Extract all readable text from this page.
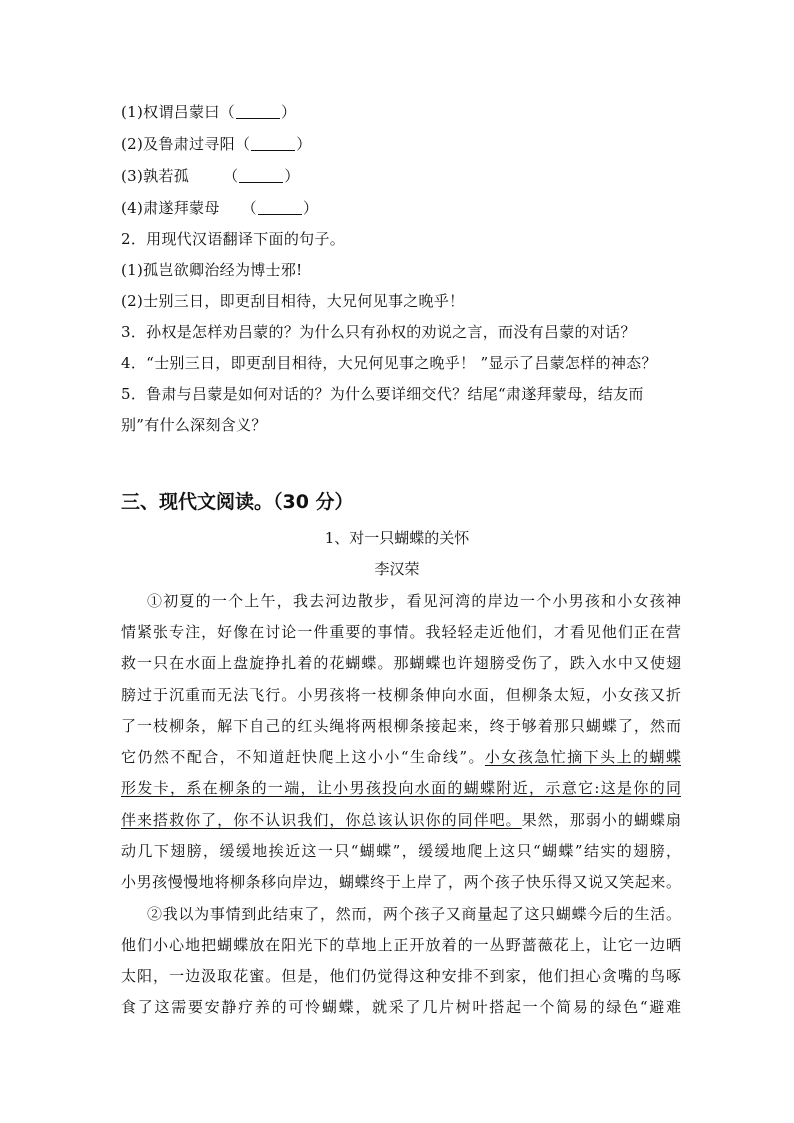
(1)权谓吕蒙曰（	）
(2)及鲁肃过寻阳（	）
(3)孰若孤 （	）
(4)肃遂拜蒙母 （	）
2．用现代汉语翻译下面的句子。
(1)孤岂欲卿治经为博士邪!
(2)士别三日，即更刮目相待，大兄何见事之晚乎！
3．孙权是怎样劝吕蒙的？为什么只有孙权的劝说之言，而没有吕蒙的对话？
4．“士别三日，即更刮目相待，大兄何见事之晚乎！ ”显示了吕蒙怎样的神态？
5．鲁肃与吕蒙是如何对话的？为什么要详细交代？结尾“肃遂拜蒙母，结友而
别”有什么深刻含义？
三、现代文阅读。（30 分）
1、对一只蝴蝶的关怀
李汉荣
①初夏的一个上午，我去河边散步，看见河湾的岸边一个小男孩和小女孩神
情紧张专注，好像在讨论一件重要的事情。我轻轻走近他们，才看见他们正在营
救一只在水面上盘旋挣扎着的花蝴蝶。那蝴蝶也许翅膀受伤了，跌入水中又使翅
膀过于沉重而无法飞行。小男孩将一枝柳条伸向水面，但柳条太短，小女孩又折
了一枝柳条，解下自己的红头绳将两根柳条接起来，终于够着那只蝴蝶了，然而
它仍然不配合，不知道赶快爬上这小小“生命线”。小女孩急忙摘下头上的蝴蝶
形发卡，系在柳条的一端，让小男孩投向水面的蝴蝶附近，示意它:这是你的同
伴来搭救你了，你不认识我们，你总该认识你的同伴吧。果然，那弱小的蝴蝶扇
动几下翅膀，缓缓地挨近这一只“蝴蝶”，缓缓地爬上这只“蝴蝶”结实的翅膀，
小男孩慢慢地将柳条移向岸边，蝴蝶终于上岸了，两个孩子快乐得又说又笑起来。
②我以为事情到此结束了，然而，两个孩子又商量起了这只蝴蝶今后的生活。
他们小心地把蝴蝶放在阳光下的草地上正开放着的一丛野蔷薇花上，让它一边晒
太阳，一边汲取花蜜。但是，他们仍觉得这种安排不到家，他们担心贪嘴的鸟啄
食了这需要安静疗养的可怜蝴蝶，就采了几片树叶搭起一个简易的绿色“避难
■ ■ ■ ■ ■
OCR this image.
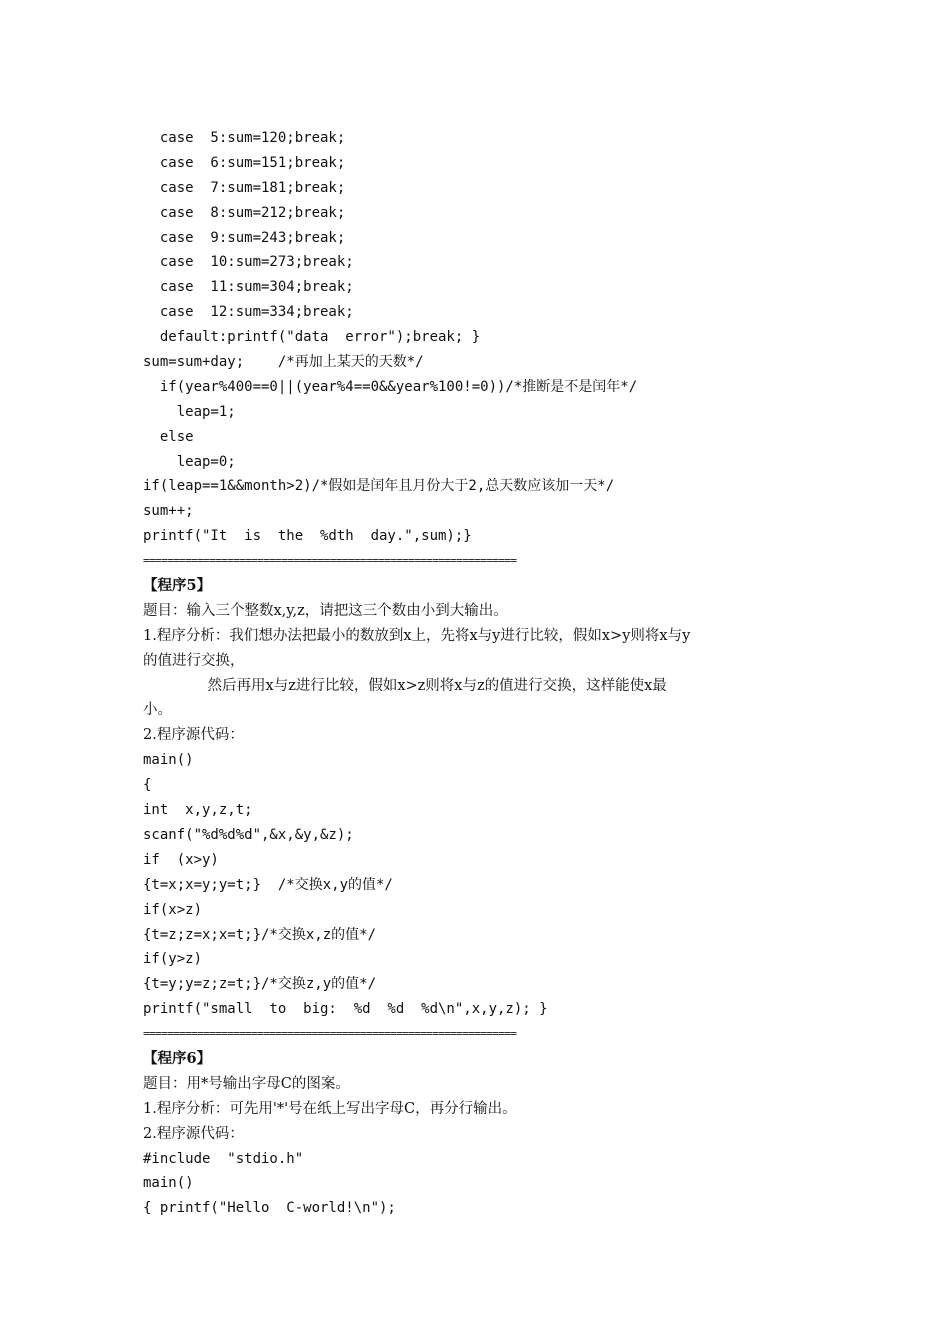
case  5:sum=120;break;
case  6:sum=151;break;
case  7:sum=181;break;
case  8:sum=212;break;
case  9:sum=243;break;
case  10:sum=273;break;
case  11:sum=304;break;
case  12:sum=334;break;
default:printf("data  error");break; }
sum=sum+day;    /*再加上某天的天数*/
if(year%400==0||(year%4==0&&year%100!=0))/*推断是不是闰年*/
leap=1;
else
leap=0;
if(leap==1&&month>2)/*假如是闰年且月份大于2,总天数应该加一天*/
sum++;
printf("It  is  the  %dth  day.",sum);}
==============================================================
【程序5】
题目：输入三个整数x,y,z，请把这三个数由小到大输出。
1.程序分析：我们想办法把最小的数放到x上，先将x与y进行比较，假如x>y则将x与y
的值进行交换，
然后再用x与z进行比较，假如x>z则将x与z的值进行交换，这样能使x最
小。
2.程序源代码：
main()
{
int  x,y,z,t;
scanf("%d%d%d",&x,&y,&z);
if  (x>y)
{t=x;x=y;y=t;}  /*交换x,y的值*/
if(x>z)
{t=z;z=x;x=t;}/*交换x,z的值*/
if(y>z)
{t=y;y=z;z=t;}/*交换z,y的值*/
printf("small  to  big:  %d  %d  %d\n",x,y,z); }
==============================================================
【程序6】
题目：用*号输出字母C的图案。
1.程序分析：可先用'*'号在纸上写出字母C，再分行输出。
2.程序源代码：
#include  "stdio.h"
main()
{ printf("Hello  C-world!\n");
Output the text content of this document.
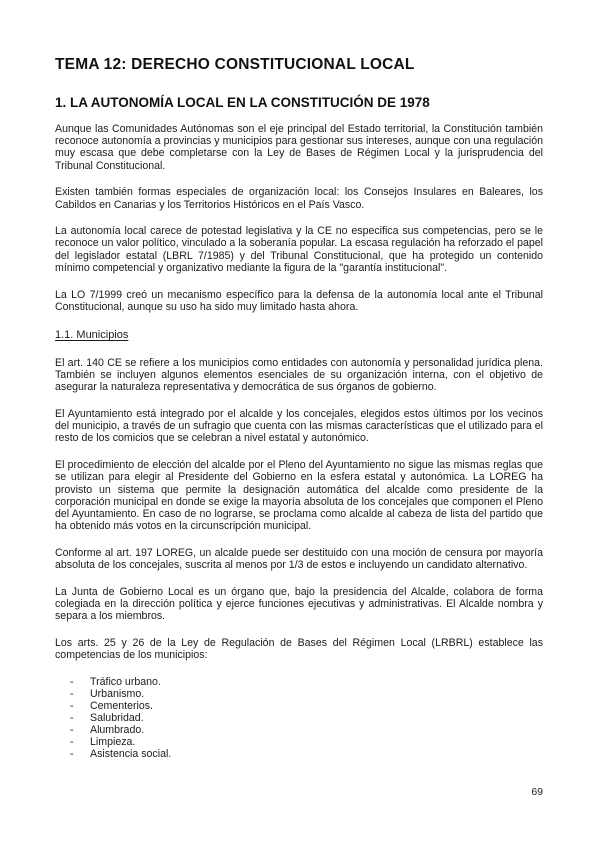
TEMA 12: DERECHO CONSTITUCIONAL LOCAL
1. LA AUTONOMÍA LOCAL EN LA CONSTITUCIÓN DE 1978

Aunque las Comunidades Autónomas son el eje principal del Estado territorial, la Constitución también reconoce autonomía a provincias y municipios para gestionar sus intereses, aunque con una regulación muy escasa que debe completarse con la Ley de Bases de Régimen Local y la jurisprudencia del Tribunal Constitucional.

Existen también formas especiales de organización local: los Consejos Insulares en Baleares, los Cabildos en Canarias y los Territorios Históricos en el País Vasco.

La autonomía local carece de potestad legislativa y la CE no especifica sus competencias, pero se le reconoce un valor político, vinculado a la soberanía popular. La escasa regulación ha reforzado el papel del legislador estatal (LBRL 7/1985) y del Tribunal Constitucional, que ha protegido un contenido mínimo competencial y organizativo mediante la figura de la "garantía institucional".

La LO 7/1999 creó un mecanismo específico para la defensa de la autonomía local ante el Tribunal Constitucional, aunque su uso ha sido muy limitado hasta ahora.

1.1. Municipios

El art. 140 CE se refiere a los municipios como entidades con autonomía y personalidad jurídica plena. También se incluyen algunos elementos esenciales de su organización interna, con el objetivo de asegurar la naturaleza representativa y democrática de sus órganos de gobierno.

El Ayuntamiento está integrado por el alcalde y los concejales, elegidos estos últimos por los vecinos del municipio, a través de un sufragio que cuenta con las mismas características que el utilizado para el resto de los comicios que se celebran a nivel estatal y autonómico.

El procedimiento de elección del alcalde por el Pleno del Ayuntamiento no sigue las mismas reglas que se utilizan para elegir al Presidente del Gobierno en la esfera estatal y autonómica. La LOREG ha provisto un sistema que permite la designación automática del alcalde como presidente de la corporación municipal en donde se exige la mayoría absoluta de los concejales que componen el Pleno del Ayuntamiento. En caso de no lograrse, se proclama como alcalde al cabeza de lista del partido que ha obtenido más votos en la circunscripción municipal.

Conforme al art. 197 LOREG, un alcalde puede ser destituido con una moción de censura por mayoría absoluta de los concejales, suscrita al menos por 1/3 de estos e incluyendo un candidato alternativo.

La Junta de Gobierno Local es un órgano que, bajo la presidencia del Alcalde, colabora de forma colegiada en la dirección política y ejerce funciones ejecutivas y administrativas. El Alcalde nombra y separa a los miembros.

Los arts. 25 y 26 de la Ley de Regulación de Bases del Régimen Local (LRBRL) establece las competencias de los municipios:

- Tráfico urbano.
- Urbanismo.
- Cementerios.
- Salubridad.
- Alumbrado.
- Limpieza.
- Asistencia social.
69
■ ■ ■ ■ ■
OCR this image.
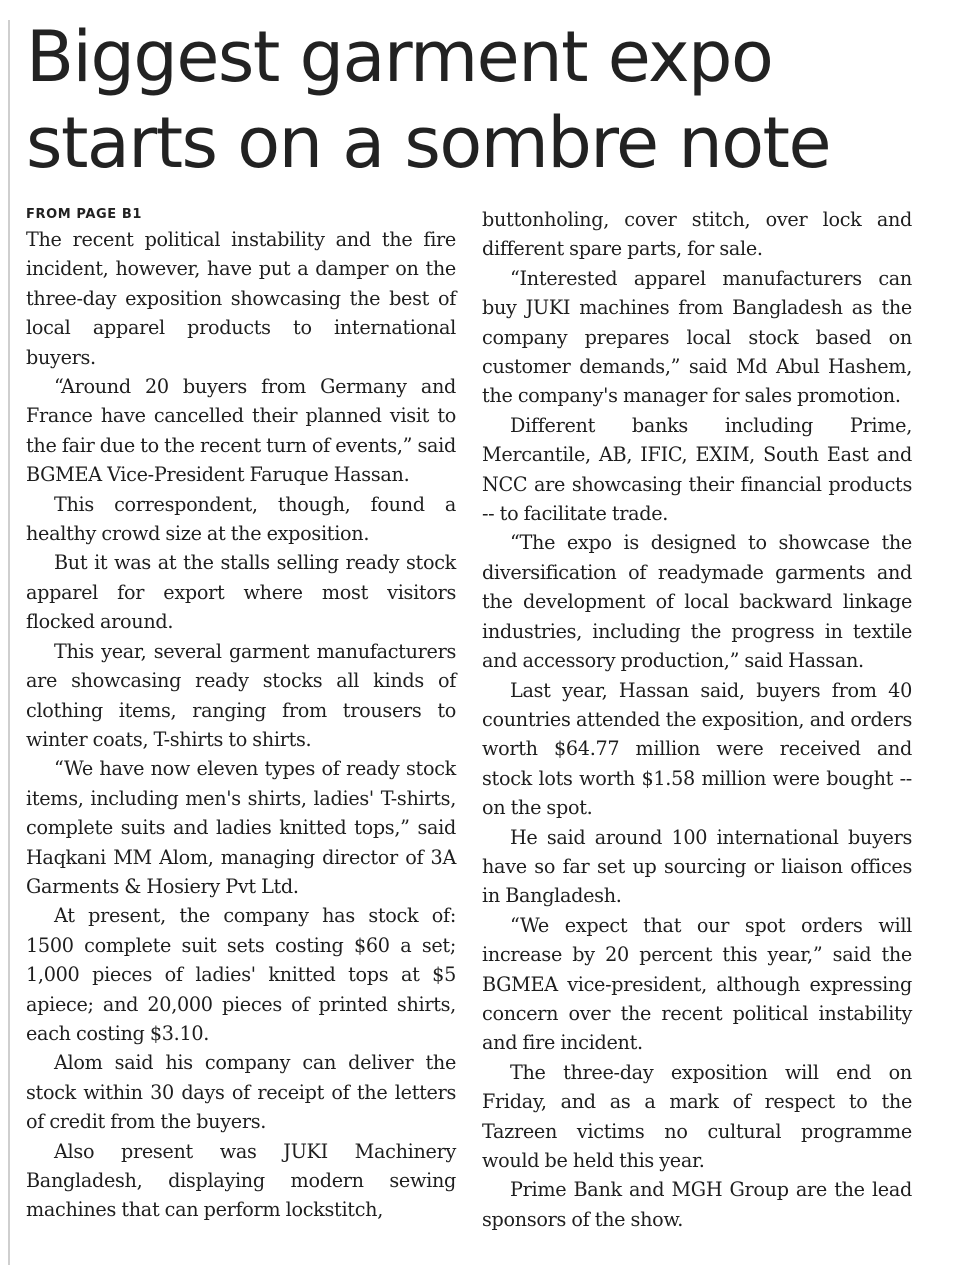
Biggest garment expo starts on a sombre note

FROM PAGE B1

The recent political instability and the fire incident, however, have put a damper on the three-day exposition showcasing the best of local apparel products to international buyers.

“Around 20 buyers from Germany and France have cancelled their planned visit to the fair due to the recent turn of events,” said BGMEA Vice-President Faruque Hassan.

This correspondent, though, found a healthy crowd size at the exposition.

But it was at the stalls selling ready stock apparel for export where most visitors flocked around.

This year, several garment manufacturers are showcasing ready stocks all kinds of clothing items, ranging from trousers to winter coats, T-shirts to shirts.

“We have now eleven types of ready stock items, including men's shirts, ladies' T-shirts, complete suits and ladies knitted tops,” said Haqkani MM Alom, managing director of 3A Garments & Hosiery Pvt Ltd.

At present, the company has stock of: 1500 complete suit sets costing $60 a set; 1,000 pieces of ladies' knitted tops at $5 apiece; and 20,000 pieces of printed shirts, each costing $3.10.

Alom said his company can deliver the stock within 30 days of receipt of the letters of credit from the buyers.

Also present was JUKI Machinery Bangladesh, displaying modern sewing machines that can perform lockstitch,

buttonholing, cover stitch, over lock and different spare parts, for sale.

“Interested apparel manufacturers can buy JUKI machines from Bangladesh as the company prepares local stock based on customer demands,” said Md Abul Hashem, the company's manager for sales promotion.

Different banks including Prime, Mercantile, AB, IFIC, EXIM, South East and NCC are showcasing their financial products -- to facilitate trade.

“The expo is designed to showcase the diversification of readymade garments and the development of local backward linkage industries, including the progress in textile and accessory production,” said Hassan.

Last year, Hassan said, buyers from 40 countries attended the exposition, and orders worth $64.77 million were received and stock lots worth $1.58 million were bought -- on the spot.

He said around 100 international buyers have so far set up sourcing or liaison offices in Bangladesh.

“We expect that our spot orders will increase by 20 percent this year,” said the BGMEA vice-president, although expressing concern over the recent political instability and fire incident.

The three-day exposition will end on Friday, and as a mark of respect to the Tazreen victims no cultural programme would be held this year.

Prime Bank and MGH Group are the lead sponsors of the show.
■ ■ ■ ■ ■
**Task prompt**
From the data above, work out how many lines hold "程序分析". Answer with the number alone.

**Written solution**
2